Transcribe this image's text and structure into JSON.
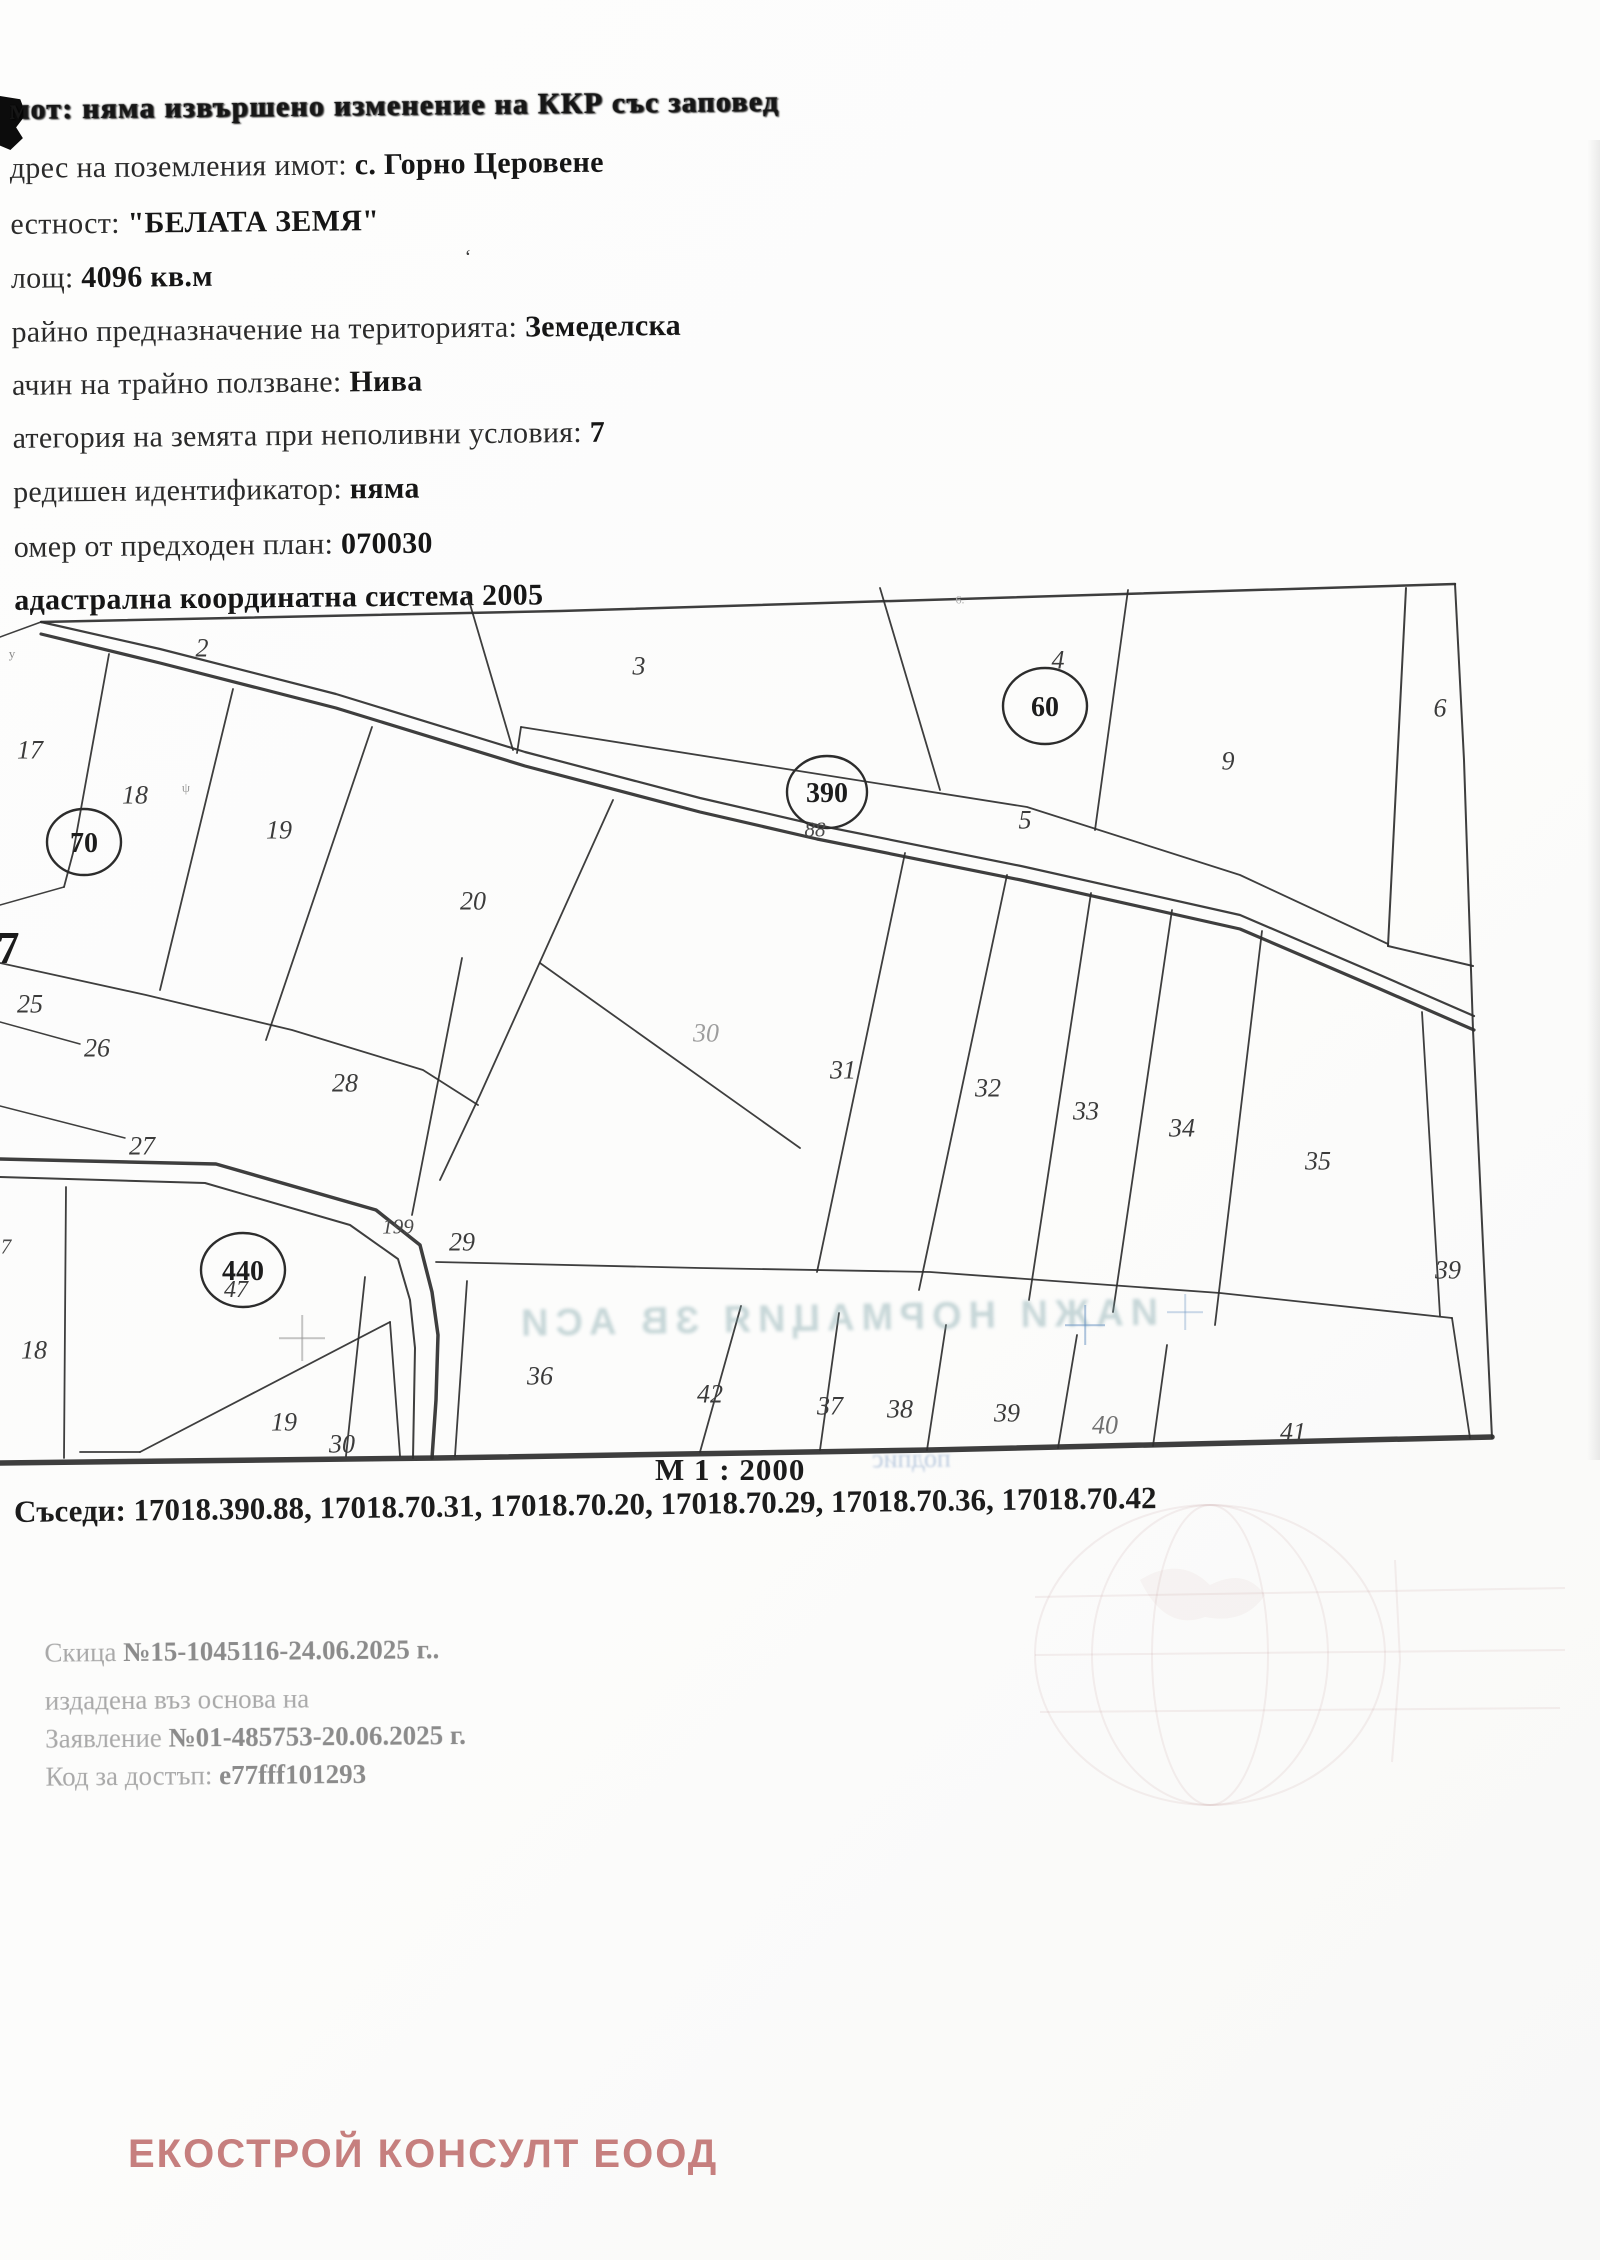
{
  "header": {
    "lines": [
      {
        "base": 123,
        "smeared": true,
        "parts": [
          {
            "t": "мот: ",
            "b": true
          },
          {
            "t": "няма извършено изменение на ККР със заповед",
            "b": true
          }
        ]
      },
      {
        "base": 182,
        "parts": [
          {
            "t": "дрес на поземления имот: "
          },
          {
            "t": "с. Горно Церовене",
            "b": true
          }
        ]
      },
      {
        "base": 238,
        "parts": [
          {
            "t": "естност: "
          },
          {
            "t": "\"БЕЛАТА ЗЕМЯ\"",
            "b": true
          }
        ]
      },
      {
        "base": 292,
        "parts": [
          {
            "t": "лощ: "
          },
          {
            "t": "4096 кв.м",
            "b": true
          }
        ]
      },
      {
        "base": 346,
        "parts": [
          {
            "t": "райно предназначение на територията: "
          },
          {
            "t": "Земеделска",
            "b": true
          }
        ]
      },
      {
        "base": 399,
        "parts": [
          {
            "t": "ачин на трайно ползване: "
          },
          {
            "t": "Нива",
            "b": true
          }
        ]
      },
      {
        "base": 452,
        "parts": [
          {
            "t": "атегория на земята при неполивни условия: "
          },
          {
            "t": "7",
            "b": true
          }
        ]
      },
      {
        "base": 506,
        "parts": [
          {
            "t": "редишен идентификатор: "
          },
          {
            "t": "няма",
            "b": true
          }
        ]
      },
      {
        "base": 561,
        "parts": [
          {
            "t": "омер от предходен план: "
          },
          {
            "t": "070030",
            "b": true
          }
        ]
      },
      {
        "base": 614,
        "parts": [
          {
            "t": "адастрална координатна система 2005",
            "b": true
          }
        ]
      }
    ]
  },
  "map": {
    "scale_label": "М 1 : 2000",
    "neighbors": "Съседи: 17018.390.88, 17018.70.31, 17018.70.20, 17018.70.29, 17018.70.36, 17018.70.42",
    "paths": [
      {
        "d": "M41,622 L560,611 L1455,584",
        "w": 2.5
      },
      {
        "d": "M1455,584 L1464,760 L1473,1030 L1492,1438",
        "w": 2
      },
      {
        "d": "M0,1463 L438,1458 L930,1450 L1492,1437",
        "w": 5.5
      },
      {
        "d": "M1406,588 L1388,946",
        "w": 2
      },
      {
        "d": "M1388,946 L1473,966",
        "w": 2
      },
      {
        "d": "M41,622 L160,649 L336,694 L525,752 L700,798 L817,825 L1021,866 L1240,915 L1380,975 L1474,1016",
        "w": 2.2
      },
      {
        "d": "M41,634 L160,663 L336,708 L525,766 L700,812 L817,839 L1021,880 L1240,929 L1380,989 L1474,1030",
        "w": 3.2
      },
      {
        "d": "M467,594 L513,750",
        "w": 1.8
      },
      {
        "d": "M880,588 L940,790",
        "w": 1.8
      },
      {
        "d": "M1128,590 L1095,830",
        "w": 1.8
      },
      {
        "d": "M521,727 L780,768 L1027,807 L1240,875 L1388,944",
        "w": 1.8
      },
      {
        "d": "M521,727 L517,753",
        "w": 1.8
      },
      {
        "d": "M41,622 L0,637",
        "w": 1.5
      },
      {
        "d": "M109,654 L73,853 L64,887",
        "w": 1.8
      },
      {
        "d": "M233,689 L160,990",
        "w": 1.8
      },
      {
        "d": "M372,727 L266,1040",
        "w": 1.8
      },
      {
        "d": "M0,963 L146,995 L292,1030 L423,1070 L478,1105",
        "w": 1.8
      },
      {
        "d": "M0,905 L64,887",
        "w": 1.5
      },
      {
        "d": "M0,1022 L80,1044",
        "w": 1.5
      },
      {
        "d": "M0,1106 L125,1138",
        "w": 1.5
      },
      {
        "d": "M613,800 L480,1095 L440,1180",
        "w": 1.8
      },
      {
        "d": "M462,958 L412,1215",
        "w": 1.8
      },
      {
        "d": "M540,963 L800,1148",
        "w": 1.8
      },
      {
        "d": "M905,853 L817,1272",
        "w": 1.8
      },
      {
        "d": "M1007,875 L919,1290",
        "w": 1.8
      },
      {
        "d": "M1091,893 L1029,1300",
        "w": 1.8
      },
      {
        "d": "M1172,910 L1113,1312",
        "w": 1.8
      },
      {
        "d": "M1262,931 L1215,1325",
        "w": 1.8
      },
      {
        "d": "M1422,1012 L1440,1316",
        "w": 1.8
      },
      {
        "d": "M436,1262 L700,1268 L930,1272 L1220,1293 L1452,1318",
        "w": 1.8
      },
      {
        "d": "M365,1277 L346,1456",
        "w": 1.8
      },
      {
        "d": "M467,1281 L455,1456",
        "w": 1.8
      },
      {
        "d": "M741,1306 L700,1452",
        "w": 1.8
      },
      {
        "d": "M839,1313 L820,1450",
        "w": 1.8
      },
      {
        "d": "M946,1325 L927,1450",
        "w": 1.8
      },
      {
        "d": "M1077,1335 L1058,1448",
        "w": 1.8
      },
      {
        "d": "M1167,1345 L1153,1446",
        "w": 1.8
      },
      {
        "d": "M1452,1318 L1470,1438",
        "w": 1.8
      },
      {
        "d": "M0,1159 L216,1164 L376,1210 L420,1245 L432,1292 L438,1335 L436,1400 L432,1458",
        "w": 3.5
      },
      {
        "d": "M0,1177 L205,1183 L350,1225 L398,1259 L410,1300 L415,1348 L413,1458",
        "w": 2
      },
      {
        "d": "M66,1187 L64,1458",
        "w": 1.8
      },
      {
        "d": "M80,1452 L140,1452",
        "w": 1.8
      },
      {
        "d": "M140,1452 L390,1322",
        "w": 1.8
      },
      {
        "d": "M390,1322 L400,1456",
        "w": 1.8
      }
    ],
    "circles": [
      {
        "x": 84,
        "y": 842,
        "rx": 37,
        "ry": 33,
        "label": "70"
      },
      {
        "x": 827,
        "y": 792,
        "rx": 40,
        "ry": 36,
        "label": "390"
      },
      {
        "x": 1045,
        "y": 706,
        "rx": 42,
        "ry": 38,
        "label": "60"
      },
      {
        "x": 243,
        "y": 1270,
        "rx": 42,
        "ry": 37,
        "label": "440"
      }
    ],
    "labels": [
      [
        202,
        650,
        "2"
      ],
      [
        639,
        668,
        "3"
      ],
      [
        1058,
        662,
        "4"
      ],
      [
        1440,
        710,
        "6"
      ],
      [
        1228,
        763,
        "9"
      ],
      [
        1025,
        822,
        "5"
      ],
      [
        815,
        831,
        "88",
        "small"
      ],
      [
        30,
        752,
        "17"
      ],
      [
        135,
        797,
        "18"
      ],
      [
        279,
        832,
        "19"
      ],
      [
        473,
        903,
        "20"
      ],
      [
        8,
        950,
        "7",
        "big"
      ],
      [
        30,
        1006,
        "25"
      ],
      [
        97,
        1050,
        "26"
      ],
      [
        142,
        1148,
        "27"
      ],
      [
        345,
        1085,
        "28"
      ],
      [
        706,
        1035,
        "30",
        "faded"
      ],
      [
        843,
        1072,
        "31"
      ],
      [
        988,
        1090,
        "32"
      ],
      [
        1086,
        1113,
        "33"
      ],
      [
        1182,
        1130,
        "34"
      ],
      [
        1318,
        1163,
        "35"
      ],
      [
        1448,
        1272,
        "39"
      ],
      [
        398,
        1228,
        "199",
        "small"
      ],
      [
        462,
        1244,
        "29"
      ],
      [
        236,
        1292,
        "47",
        "mid"
      ],
      [
        6,
        1248,
        "7",
        "small"
      ],
      [
        34,
        1352,
        "18"
      ],
      [
        284,
        1424,
        "19"
      ],
      [
        342,
        1446,
        "30"
      ],
      [
        540,
        1378,
        "36"
      ],
      [
        710,
        1396,
        "42"
      ],
      [
        830,
        1408,
        "37"
      ],
      [
        900,
        1411,
        "38"
      ],
      [
        1007,
        1415,
        "39"
      ],
      [
        1105,
        1427,
        "40",
        "faded2"
      ],
      [
        1293,
        1434,
        "41"
      ]
    ]
  },
  "issue": {
    "lines": [
      {
        "top": 1638,
        "parts": [
          {
            "t": "Скица "
          },
          {
            "t": "№15-1045116-24.06.2025 г..",
            "b": true
          }
        ]
      },
      {
        "top": 1686,
        "parts": [
          {
            "t": "издадена въз основа на"
          }
        ]
      },
      {
        "top": 1724,
        "parts": [
          {
            "t": "Заявление "
          },
          {
            "t": "№01-485753-20.06.2025 г.",
            "b": true
          }
        ]
      },
      {
        "top": 1762,
        "parts": [
          {
            "t": "Код за достъп: "
          },
          {
            "t": "e77fff101293",
            "b": true
          }
        ]
      }
    ]
  },
  "watermark": {
    "text": "ЕКОСТРОЙ КОНСУЛТ ЕООД",
    "color": "#c67f7e"
  },
  "artifacts": {
    "bleed_text_large": "ИАЖИ НОРМАЦИЯ ЗВ АСИ",
    "bleed_text_small": "подпис",
    "crosses": [
      {
        "x": 302,
        "y": 1338,
        "size": 46,
        "color": "rgba(150,150,150,0.55)"
      },
      {
        "x": 1085,
        "y": 1325,
        "size": 40,
        "color": "rgba(110,150,195,0.55)"
      },
      {
        "x": 1185,
        "y": 1312,
        "size": 36,
        "color": "rgba(110,150,195,0.35)"
      }
    ],
    "tiny_marks": [
      {
        "x": 468,
        "y": 258,
        "t": "ʻ",
        "c": "#3d3d3d",
        "s": 20
      },
      {
        "x": 186,
        "y": 788,
        "t": "ψ",
        "c": "#9a9a9a",
        "s": 13
      },
      {
        "x": 960,
        "y": 600,
        "t": "6.",
        "c": "#ababab",
        "s": 12
      },
      {
        "x": 12,
        "y": 654,
        "t": "y",
        "c": "#8a8a8a",
        "s": 13
      }
    ]
  }
}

- **REQUIREMENT**
Copy out the lines in which the string "color" appears.

- **ANSWER BELOW**
    "color": "#c67f7e"
        "color": "rgba(150,150,150,0.55)"
        "color": "rgba(110,150,195,0.55)"
        "color": "rgba(110,150,195,0.35)"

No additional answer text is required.